Task to complete: Lift every line from the entries that includes the word "Long".

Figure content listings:
* BEGIN *

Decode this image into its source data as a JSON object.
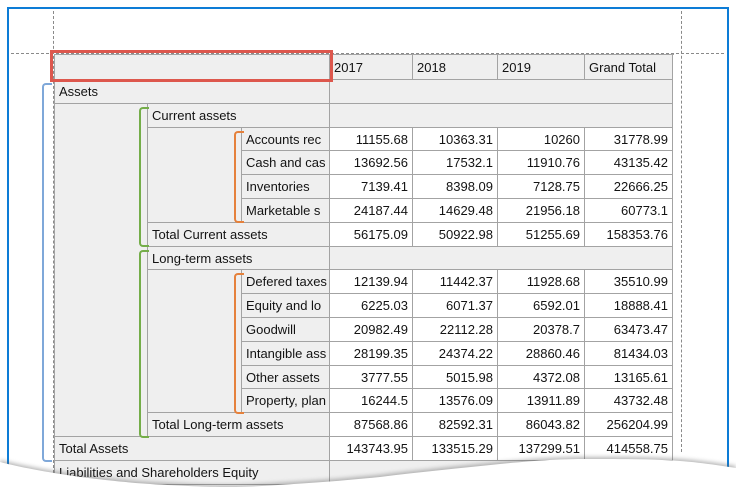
{
  "report": {
    "corner_cell": "",
    "column_headers": [
      "2017",
      "2018",
      "2019",
      "Grand Total"
    ],
    "rows": [
      {
        "kind": "group1",
        "label": "Assets"
      },
      {
        "kind": "group2",
        "label": "Current assets"
      },
      {
        "kind": "detail",
        "label": "Accounts rec",
        "values": [
          "11155.68",
          "10363.31",
          "10260",
          "31778.99"
        ]
      },
      {
        "kind": "detail",
        "label": "Cash and cas",
        "values": [
          "13692.56",
          "17532.1",
          "11910.76",
          "43135.42"
        ]
      },
      {
        "kind": "detail",
        "label": "Inventories",
        "values": [
          "7139.41",
          "8398.09",
          "7128.75",
          "22666.25"
        ]
      },
      {
        "kind": "detail",
        "label": "Marketable s",
        "values": [
          "24187.44",
          "14629.48",
          "21956.18",
          "60773.1"
        ]
      },
      {
        "kind": "total2",
        "label": "Total Current assets",
        "values": [
          "56175.09",
          "50922.98",
          "51255.69",
          "158353.76"
        ]
      },
      {
        "kind": "group2",
        "label": "Long-term assets"
      },
      {
        "kind": "detail",
        "label": "Defered taxes",
        "values": [
          "12139.94",
          "11442.37",
          "11928.68",
          "35510.99"
        ]
      },
      {
        "kind": "detail",
        "label": "Equity and lo",
        "values": [
          "6225.03",
          "6071.37",
          "6592.01",
          "18888.41"
        ]
      },
      {
        "kind": "detail",
        "label": "Goodwill",
        "values": [
          "20982.49",
          "22112.28",
          "20378.7",
          "63473.47"
        ]
      },
      {
        "kind": "detail",
        "label": "Intangible ass",
        "values": [
          "28199.35",
          "24374.22",
          "28860.46",
          "81434.03"
        ]
      },
      {
        "kind": "detail",
        "label": "Other assets",
        "values": [
          "3777.55",
          "5015.98",
          "4372.08",
          "13165.61"
        ]
      },
      {
        "kind": "detail",
        "label": "Property, plan",
        "values": [
          "16244.5",
          "13576.09",
          "13911.89",
          "43732.48"
        ]
      },
      {
        "kind": "total2",
        "label": "Total Long-term assets",
        "values": [
          "87568.86",
          "82592.31",
          "86043.82",
          "256204.99"
        ]
      },
      {
        "kind": "total1",
        "label": "Total Assets",
        "values": [
          "143743.95",
          "133515.29",
          "137299.51",
          "414558.75"
        ]
      },
      {
        "kind": "group1",
        "label": "Liabilities and Shareholders Equity"
      }
    ]
  },
  "colors": {
    "window_frame_blue": "#0d7cd6",
    "selection_red": "#dd574d",
    "bracket_blue": "#7fa8d9",
    "bracket_green": "#74ad49",
    "bracket_orange": "#e5813c",
    "cell_border_gray": "#a3a3a3",
    "guide_gray": "#8a8a8a"
  }
}
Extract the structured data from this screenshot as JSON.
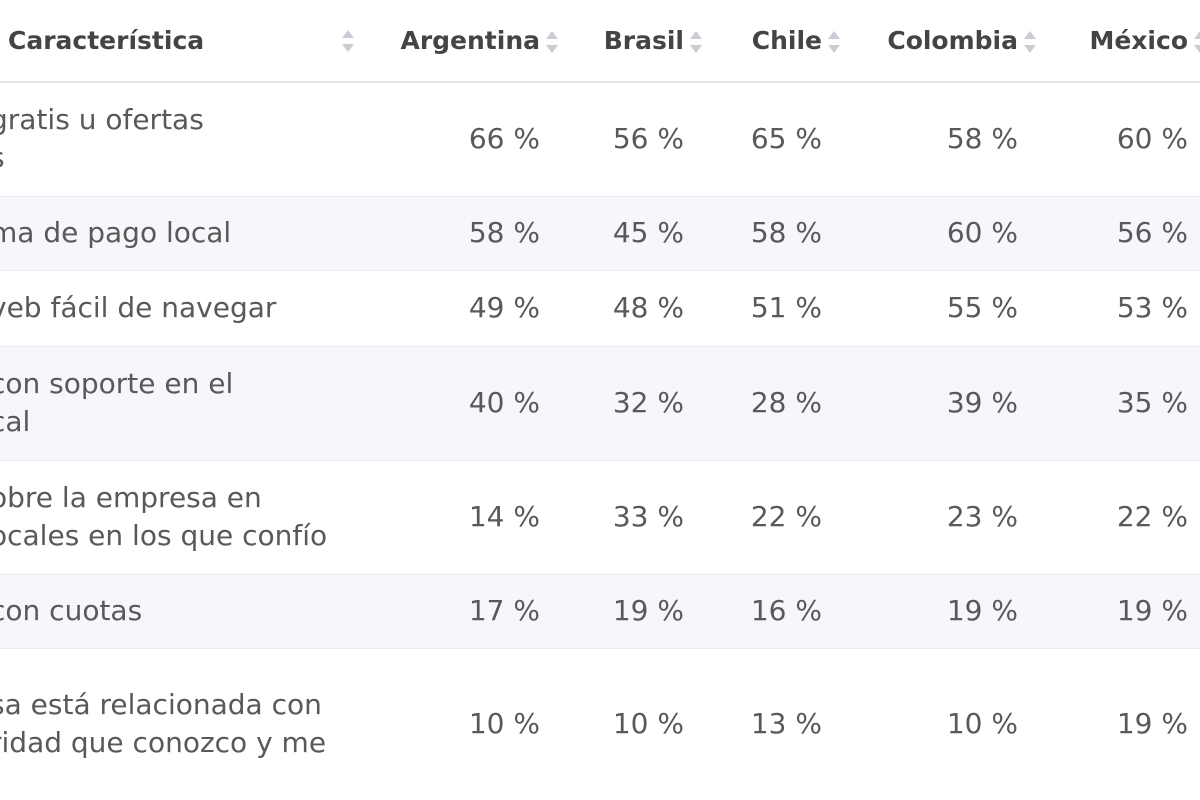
{
  "table": {
    "headers": [
      "Característica",
      "Argentina",
      "Brasil",
      "Chile",
      "Colombia",
      "México"
    ],
    "rows": [
      {
        "label_lines": [
          "gratis u ofertas",
          "s"
        ],
        "values": [
          "66 %",
          "56 %",
          "65 %",
          "58 %",
          "60 %"
        ]
      },
      {
        "label_lines": [
          "ma de pago local"
        ],
        "values": [
          "58 %",
          "45 %",
          "58 %",
          "60 %",
          "56 %"
        ]
      },
      {
        "label_lines": [
          "veb fácil de navegar"
        ],
        "values": [
          "49 %",
          "48 %",
          "51 %",
          "55 %",
          "53 %"
        ]
      },
      {
        "label_lines": [
          "con soporte en el",
          "cal"
        ],
        "values": [
          "40 %",
          "32 %",
          "28 %",
          "39 %",
          "35 %"
        ]
      },
      {
        "label_lines": [
          "obre la empresa en",
          "ocales en los que confío"
        ],
        "values": [
          "14 %",
          "33 %",
          "22 %",
          "23 %",
          "22 %"
        ]
      },
      {
        "label_lines": [
          "con cuotas"
        ],
        "values": [
          "17 %",
          "19 %",
          "16 %",
          "19 %",
          "19 %"
        ]
      },
      {
        "label_lines": [
          "sa está relacionada con",
          "ridad que conozco y me"
        ],
        "values": [
          "10 %",
          "10 %",
          "13 %",
          "10 %",
          "19 %"
        ]
      }
    ]
  },
  "icons": {
    "sort": "sort-up-down-icon"
  },
  "colors": {
    "header_text": "#444444",
    "body_text": "#595959",
    "row_shade": "#f5f7fa",
    "sort_icon": "#c9ced4",
    "border": "#e4e7eb"
  }
}
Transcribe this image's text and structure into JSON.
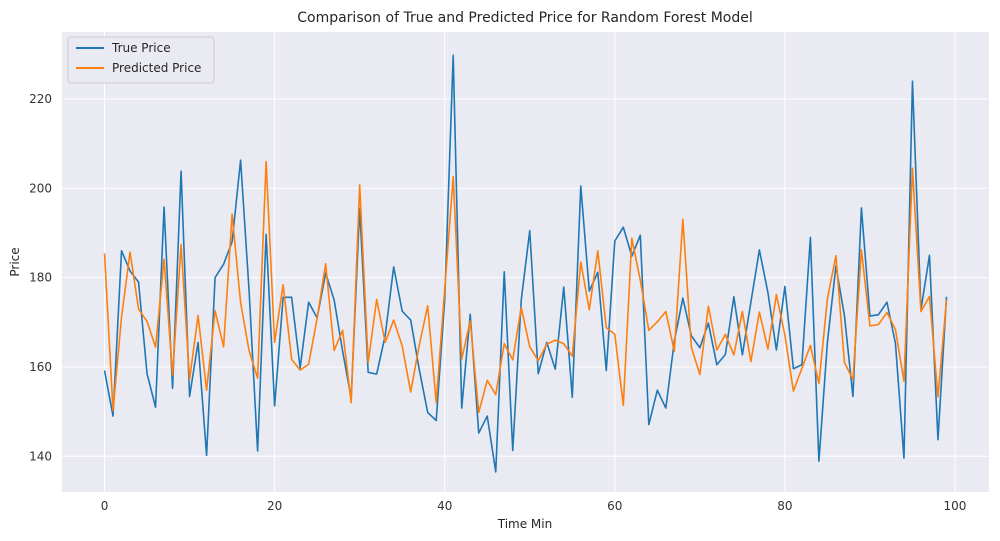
{
  "chart_data": {
    "type": "line",
    "title": "Comparison of True and Predicted Price for Random Forest Model",
    "xlabel": "Time Min",
    "ylabel": "Price",
    "xlim": [
      -5,
      104
    ],
    "ylim": [
      132,
      235
    ],
    "xticks": [
      0,
      20,
      40,
      60,
      80,
      100
    ],
    "yticks": [
      140,
      160,
      180,
      200,
      220
    ],
    "grid": true,
    "legend_position": "upper-left",
    "x": [
      0,
      1,
      2,
      3,
      4,
      5,
      6,
      7,
      8,
      9,
      10,
      11,
      12,
      13,
      14,
      15,
      16,
      17,
      18,
      19,
      20,
      21,
      22,
      23,
      24,
      25,
      26,
      27,
      28,
      29,
      30,
      31,
      32,
      33,
      34,
      35,
      36,
      37,
      38,
      39,
      40,
      41,
      42,
      43,
      44,
      45,
      46,
      47,
      48,
      49,
      50,
      51,
      52,
      53,
      54,
      55,
      56,
      57,
      58,
      59,
      60,
      61,
      62,
      63,
      64,
      65,
      66,
      67,
      68,
      69,
      70,
      71,
      72,
      73,
      74,
      75,
      76,
      77,
      78,
      79,
      80,
      81,
      82,
      83,
      84,
      85,
      86,
      87,
      88,
      89,
      90,
      91,
      92,
      93,
      94,
      95,
      96,
      97,
      98,
      99
    ],
    "series": [
      {
        "name": "True Price",
        "color": "#1f77b4",
        "values": [
          159.2,
          149.0,
          186.0,
          181.5,
          179.0,
          158.5,
          151.0,
          195.8,
          155.2,
          203.8,
          153.4,
          165.5,
          140.2,
          180.0,
          183.0,
          188.0,
          206.3,
          177.0,
          141.2,
          189.7,
          151.3,
          175.6,
          175.6,
          159.8,
          174.5,
          171.0,
          181.0,
          175.0,
          163.5,
          153.0,
          195.5,
          158.8,
          158.4,
          167.0,
          182.4,
          172.5,
          170.5,
          159.5,
          149.8,
          148.0,
          175.0,
          229.8,
          150.8,
          171.8,
          145.2,
          149.0,
          136.5,
          181.3,
          141.3,
          175.0,
          190.5,
          158.5,
          165.5,
          159.5,
          177.9,
          153.2,
          200.5,
          177.0,
          181.2,
          159.2,
          188.2,
          191.3,
          184.8,
          189.5,
          147.1,
          154.8,
          150.8,
          165.8,
          175.4,
          167.0,
          164.3,
          169.8,
          160.5,
          162.8,
          175.7,
          162.7,
          174.5,
          186.2,
          176.7,
          163.8,
          178.0,
          159.6,
          160.5,
          189.0,
          138.9,
          165.5,
          182.6,
          171.5,
          153.4,
          195.6,
          171.4,
          171.7,
          174.5,
          165.3,
          139.6,
          224.0,
          172.8,
          185.0,
          143.7,
          175.7
        ]
      },
      {
        "name": "Predicted Price",
        "color": "#ff7f0e",
        "values": [
          185.4,
          150.2,
          171.2,
          185.7,
          173.0,
          170.2,
          164.4,
          184.1,
          158.2,
          187.4,
          157.2,
          171.5,
          154.8,
          172.6,
          164.5,
          194.2,
          174.4,
          163.6,
          157.5,
          206.0,
          165.5,
          178.4,
          161.7,
          159.3,
          160.6,
          170.9,
          183.1,
          163.7,
          168.2,
          152.0,
          200.8,
          161.0,
          175.1,
          165.5,
          170.5,
          164.7,
          154.4,
          164.8,
          173.7,
          152.0,
          177.4,
          202.6,
          161.8,
          170.3,
          149.8,
          157.0,
          153.8,
          165.2,
          161.6,
          173.3,
          164.5,
          161.4,
          165.1,
          166.0,
          165.2,
          162.4,
          183.5,
          172.8,
          186.0,
          168.8,
          167.3,
          151.4,
          188.8,
          179.4,
          168.2,
          170.1,
          172.4,
          163.5,
          193.1,
          164.4,
          158.3,
          173.6,
          163.8,
          167.3,
          162.7,
          172.4,
          161.2,
          172.3,
          164.0,
          176.2,
          167.1,
          154.6,
          159.7,
          164.8,
          156.3,
          175.3,
          184.9,
          161.0,
          157.2,
          186.2,
          169.2,
          169.5,
          172.2,
          168.4,
          156.8,
          204.5,
          172.4,
          175.8,
          153.3,
          175.0
        ]
      }
    ]
  }
}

* END *

Exercise result:
        "label": "Long-term assets"
        "label": "Total Long-term assets",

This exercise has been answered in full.